Records from a collection
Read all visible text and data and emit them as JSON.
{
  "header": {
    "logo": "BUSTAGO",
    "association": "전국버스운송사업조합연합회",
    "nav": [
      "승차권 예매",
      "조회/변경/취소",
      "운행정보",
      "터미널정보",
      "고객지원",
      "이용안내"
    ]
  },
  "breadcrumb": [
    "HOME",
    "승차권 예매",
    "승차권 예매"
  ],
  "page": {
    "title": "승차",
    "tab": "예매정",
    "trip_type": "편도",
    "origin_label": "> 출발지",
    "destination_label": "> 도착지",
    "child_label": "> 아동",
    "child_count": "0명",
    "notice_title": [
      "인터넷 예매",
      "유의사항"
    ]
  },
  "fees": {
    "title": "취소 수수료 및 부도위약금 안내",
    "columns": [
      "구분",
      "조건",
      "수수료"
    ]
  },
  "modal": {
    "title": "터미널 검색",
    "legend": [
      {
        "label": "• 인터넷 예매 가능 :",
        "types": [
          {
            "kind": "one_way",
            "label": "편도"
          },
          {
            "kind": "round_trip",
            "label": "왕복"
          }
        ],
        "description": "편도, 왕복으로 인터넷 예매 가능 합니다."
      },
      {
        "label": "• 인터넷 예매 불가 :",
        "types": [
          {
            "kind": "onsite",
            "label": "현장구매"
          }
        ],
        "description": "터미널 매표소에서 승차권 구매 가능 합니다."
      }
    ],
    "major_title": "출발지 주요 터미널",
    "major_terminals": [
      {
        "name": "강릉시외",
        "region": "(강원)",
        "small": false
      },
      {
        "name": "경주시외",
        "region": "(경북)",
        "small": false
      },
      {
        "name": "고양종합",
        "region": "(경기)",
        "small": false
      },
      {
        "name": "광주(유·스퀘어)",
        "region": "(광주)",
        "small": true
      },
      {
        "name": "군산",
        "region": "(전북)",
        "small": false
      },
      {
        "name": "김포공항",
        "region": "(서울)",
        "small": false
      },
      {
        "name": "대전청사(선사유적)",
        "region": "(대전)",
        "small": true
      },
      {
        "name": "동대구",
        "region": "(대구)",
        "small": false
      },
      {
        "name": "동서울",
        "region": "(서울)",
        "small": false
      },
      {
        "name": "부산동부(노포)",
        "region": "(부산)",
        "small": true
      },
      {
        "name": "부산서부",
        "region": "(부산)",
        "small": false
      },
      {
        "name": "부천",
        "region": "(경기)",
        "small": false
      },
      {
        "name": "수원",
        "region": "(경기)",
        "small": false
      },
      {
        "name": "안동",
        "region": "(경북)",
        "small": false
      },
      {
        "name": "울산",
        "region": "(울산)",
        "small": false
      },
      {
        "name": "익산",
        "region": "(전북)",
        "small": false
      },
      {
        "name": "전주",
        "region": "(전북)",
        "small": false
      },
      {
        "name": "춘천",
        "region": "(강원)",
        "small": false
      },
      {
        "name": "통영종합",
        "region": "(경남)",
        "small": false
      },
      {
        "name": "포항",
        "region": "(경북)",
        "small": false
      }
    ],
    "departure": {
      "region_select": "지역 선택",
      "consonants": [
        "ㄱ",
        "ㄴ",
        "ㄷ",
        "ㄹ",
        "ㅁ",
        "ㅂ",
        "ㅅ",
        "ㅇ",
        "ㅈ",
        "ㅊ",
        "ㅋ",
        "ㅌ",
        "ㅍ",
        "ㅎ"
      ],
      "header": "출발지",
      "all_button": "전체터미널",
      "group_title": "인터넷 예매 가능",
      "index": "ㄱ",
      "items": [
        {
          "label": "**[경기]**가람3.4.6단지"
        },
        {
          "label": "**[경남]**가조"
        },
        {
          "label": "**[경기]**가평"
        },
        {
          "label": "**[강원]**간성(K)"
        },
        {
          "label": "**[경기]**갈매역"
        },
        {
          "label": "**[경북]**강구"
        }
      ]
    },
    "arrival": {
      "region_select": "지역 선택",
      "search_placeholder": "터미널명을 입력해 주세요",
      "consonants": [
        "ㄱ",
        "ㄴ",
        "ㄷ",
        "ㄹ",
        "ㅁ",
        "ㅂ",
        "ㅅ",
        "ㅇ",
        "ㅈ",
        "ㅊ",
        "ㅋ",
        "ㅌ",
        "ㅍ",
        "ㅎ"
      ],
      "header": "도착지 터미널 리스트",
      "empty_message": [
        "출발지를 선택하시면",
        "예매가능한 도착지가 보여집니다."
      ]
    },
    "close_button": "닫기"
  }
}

== Short exercise ==
Copy down the whole of the data above, matching it exactly.

== Correct response ==
Read all visible text and data and emit them as JSON.
{
  "header": {
    "logo": "BUSTAGO",
    "association": "전국버스운송사업조합연합회",
    "nav": [
      "승차권 예매",
      "조회/변경/취소",
      "운행정보",
      "터미널정보",
      "고객지원",
      "이용안내"
    ]
  },
  "breadcrumb": [
    "HOME",
    "승차권 예매",
    "승차권 예매"
  ],
  "page": {
    "title": "승차",
    "tab": "예매정",
    "trip_type": "편도",
    "origin_label": "> 출발지",
    "destination_label": "> 도착지",
    "child_label": "> 아동",
    "child_count": "0명",
    "notice_title": [
      "인터넷 예매",
      "유의사항"
    ]
  },
  "fees": {
    "title": "취소 수수료 및 부도위약금 안내",
    "columns": [
      "구분",
      "조건",
      "수수료"
    ]
  },
  "modal": {
    "title": "터미널 검색",
    "legend": [
      {
        "label": "• 인터넷 예매 가능 :",
        "types": [
          {
            "kind": "one_way",
            "label": "편도"
          },
          {
            "kind": "round_trip",
            "label": "왕복"
          }
        ],
        "description": "편도, 왕복으로 인터넷 예매 가능 합니다."
      },
      {
        "label": "• 인터넷 예매 불가 :",
        "types": [
          {
            "kind": "onsite",
            "label": "현장구매"
          }
        ],
        "description": "터미널 매표소에서 승차권 구매 가능 합니다."
      }
    ],
    "major_title": "출발지 주요 터미널",
    "major_terminals": [
      {
        "name": "강릉시외",
        "region": "(강원)",
        "small": false
      },
      {
        "name": "경주시외",
        "region": "(경북)",
        "small": false
      },
      {
        "name": "고양종합",
        "region": "(경기)",
        "small": false
      },
      {
        "name": "광주(유·스퀘어)",
        "region": "(광주)",
        "small": true
      },
      {
        "name": "군산",
        "region": "(전북)",
        "small": false
      },
      {
        "name": "김포공항",
        "region": "(서울)",
        "small": false
      },
      {
        "name": "대전청사(선사유적)",
        "region": "(대전)",
        "small": true
      },
      {
        "name": "동대구",
        "region": "(대구)",
        "small": false
      },
      {
        "name": "동서울",
        "region": "(서울)",
        "small": false
      },
      {
        "name": "부산동부(노포)",
        "region": "(부산)",
        "small": true
      },
      {
        "name": "부산서부",
        "region": "(부산)",
        "small": false
      },
      {
        "name": "부천",
        "region": "(경기)",
        "small": false
      },
      {
        "name": "수원",
        "region": "(경기)",
        "small": false
      },
      {
        "name": "안동",
        "region": "(경북)",
        "small": false
      },
      {
        "name": "울산",
        "region": "(울산)",
        "small": false
      },
      {
        "name": "익산",
        "region": "(전북)",
        "small": false
      },
      {
        "name": "전주",
        "region": "(전북)",
        "small": false
      },
      {
        "name": "춘천",
        "region": "(강원)",
        "small": false
      },
      {
        "name": "통영종합",
        "region": "(경남)",
        "small": false
      },
      {
        "name": "포항",
        "region": "(경북)",
        "small": false
      }
    ],
    "departure": {
      "region_select": "지역 선택",
      "consonants": [
        "ㄱ",
        "ㄴ",
        "ㄷ",
        "ㄹ",
        "ㅁ",
        "ㅂ",
        "ㅅ",
        "ㅇ",
        "ㅈ",
        "ㅊ",
        "ㅋ",
        "ㅌ",
        "ㅍ",
        "ㅎ"
      ],
      "header": "출발지",
      "all_button": "전체터미널",
      "group_title": "인터넷 예매 가능",
      "index": "ㄱ",
      "items": [
        {
          "label": "**[경기]**가람3.4.6단지"
        },
        {
          "label": "**[경남]**가조"
        },
        {
          "label": "**[경기]**가평"
        },
        {
          "label": "**[강원]**간성(K)"
        },
        {
          "label": "**[경기]**갈매역"
        },
        {
          "label": "**[경북]**강구"
        }
      ]
    },
    "arrival": {
      "region_select": "지역 선택",
      "search_placeholder": "터미널명을 입력해 주세요",
      "consonants": [
        "ㄱ",
        "ㄴ",
        "ㄷ",
        "ㄹ",
        "ㅁ",
        "ㅂ",
        "ㅅ",
        "ㅇ",
        "ㅈ",
        "ㅊ",
        "ㅋ",
        "ㅌ",
        "ㅍ",
        "ㅎ"
      ],
      "header": "도착지 터미널 리스트",
      "empty_message": [
        "출발지를 선택하시면",
        "예매가능한 도착지가 보여집니다."
      ]
    },
    "close_button": "닫기"
  }
}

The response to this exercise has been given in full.